═══ Data shown ═══
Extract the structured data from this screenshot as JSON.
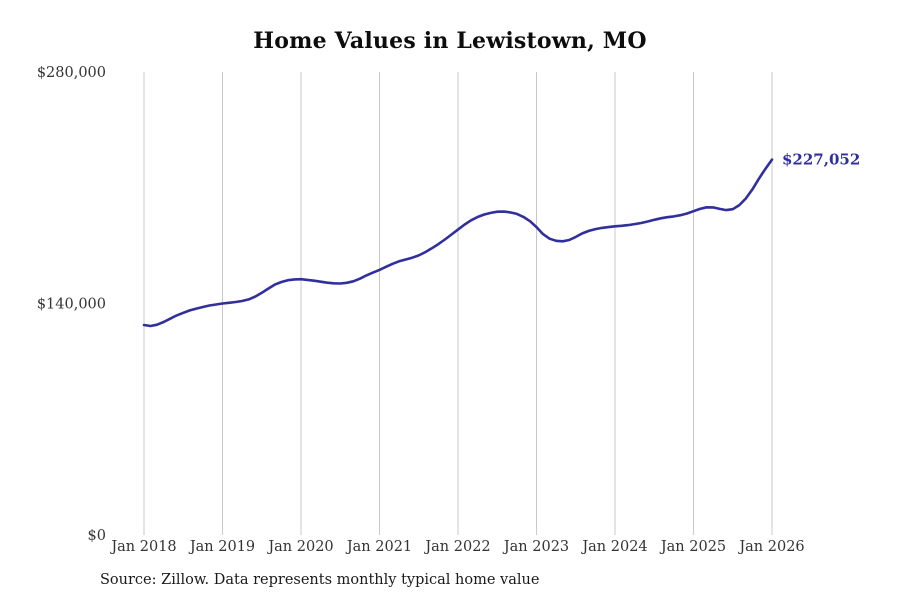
{
  "chart_data": {
    "type": "line",
    "title": "Home Values in Lewistown, MO",
    "series_name": "Monthly typical home value",
    "x_start": "Jan 2018",
    "x_interval": "monthly",
    "x_tick_labels": [
      "Jan 2018",
      "Jan 2019",
      "Jan 2020",
      "Jan 2021",
      "Jan 2022",
      "Jan 2023",
      "Jan 2024",
      "Jan 2025",
      "Jan 2026"
    ],
    "values": [
      127000,
      126400,
      127200,
      128800,
      130800,
      132800,
      134400,
      135800,
      136900,
      137900,
      138800,
      139400,
      140000,
      140400,
      140900,
      141500,
      142500,
      144200,
      146500,
      149000,
      151400,
      153000,
      154100,
      154600,
      154700,
      154300,
      153800,
      153200,
      152600,
      152200,
      152100,
      152500,
      153400,
      155000,
      157000,
      158700,
      160300,
      162200,
      164000,
      165500,
      166600,
      167700,
      169100,
      171100,
      173400,
      175900,
      178700,
      181700,
      184700,
      187700,
      190300,
      192300,
      193800,
      194800,
      195500,
      195600,
      195100,
      194200,
      192400,
      189800,
      186200,
      182000,
      179200,
      177900,
      177600,
      178400,
      180300,
      182400,
      183900,
      185000,
      185700,
      186200,
      186700,
      187000,
      187400,
      188000,
      188700,
      189600,
      190600,
      191500,
      192200,
      192700,
      193400,
      194400,
      195800,
      197200,
      198200,
      198100,
      197200,
      196500,
      197000,
      199500,
      203500,
      209000,
      215500,
      221500,
      227052
    ],
    "y_ticks": [
      {
        "label": "$0",
        "value": 0
      },
      {
        "label": "$140,000",
        "value": 140000
      },
      {
        "label": "$280,000",
        "value": 280000
      }
    ],
    "ylim": [
      0,
      280000
    ],
    "xlabel": "",
    "ylabel": "",
    "end_label": "$227,052",
    "end_value": 227052,
    "line_color": "#312f9e",
    "grid_color": "#c9c9c9",
    "grid": "vertical-only",
    "legend": "none"
  },
  "footer": {
    "source": "Source: Zillow. Data represents monthly typical home value"
  }
}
═══
◆ Job ◆
Write out every record above exactly as it stands, but leave out the pictures.

◆ Task result ◆
Extract the structured data from this screenshot as JSON.
{
  "chart_data": {
    "type": "line",
    "title": "Home Values in Lewistown, MO",
    "series_name": "Monthly typical home value",
    "x_start": "Jan 2018",
    "x_interval": "monthly",
    "x_tick_labels": [
      "Jan 2018",
      "Jan 2019",
      "Jan 2020",
      "Jan 2021",
      "Jan 2022",
      "Jan 2023",
      "Jan 2024",
      "Jan 2025",
      "Jan 2026"
    ],
    "values": [
      127000,
      126400,
      127200,
      128800,
      130800,
      132800,
      134400,
      135800,
      136900,
      137900,
      138800,
      139400,
      140000,
      140400,
      140900,
      141500,
      142500,
      144200,
      146500,
      149000,
      151400,
      153000,
      154100,
      154600,
      154700,
      154300,
      153800,
      153200,
      152600,
      152200,
      152100,
      152500,
      153400,
      155000,
      157000,
      158700,
      160300,
      162200,
      164000,
      165500,
      166600,
      167700,
      169100,
      171100,
      173400,
      175900,
      178700,
      181700,
      184700,
      187700,
      190300,
      192300,
      193800,
      194800,
      195500,
      195600,
      195100,
      194200,
      192400,
      189800,
      186200,
      182000,
      179200,
      177900,
      177600,
      178400,
      180300,
      182400,
      183900,
      185000,
      185700,
      186200,
      186700,
      187000,
      187400,
      188000,
      188700,
      189600,
      190600,
      191500,
      192200,
      192700,
      193400,
      194400,
      195800,
      197200,
      198200,
      198100,
      197200,
      196500,
      197000,
      199500,
      203500,
      209000,
      215500,
      221500,
      227052
    ],
    "y_ticks": [
      {
        "label": "$0",
        "value": 0
      },
      {
        "label": "$140,000",
        "value": 140000
      },
      {
        "label": "$280,000",
        "value": 280000
      }
    ],
    "ylim": [
      0,
      280000
    ],
    "xlabel": "",
    "ylabel": "",
    "end_label": "$227,052",
    "end_value": 227052,
    "line_color": "#312f9e",
    "grid_color": "#c9c9c9",
    "grid": "vertical-only",
    "legend": "none"
  },
  "footer": {
    "source": "Source: Zillow. Data represents monthly typical home value"
  }
}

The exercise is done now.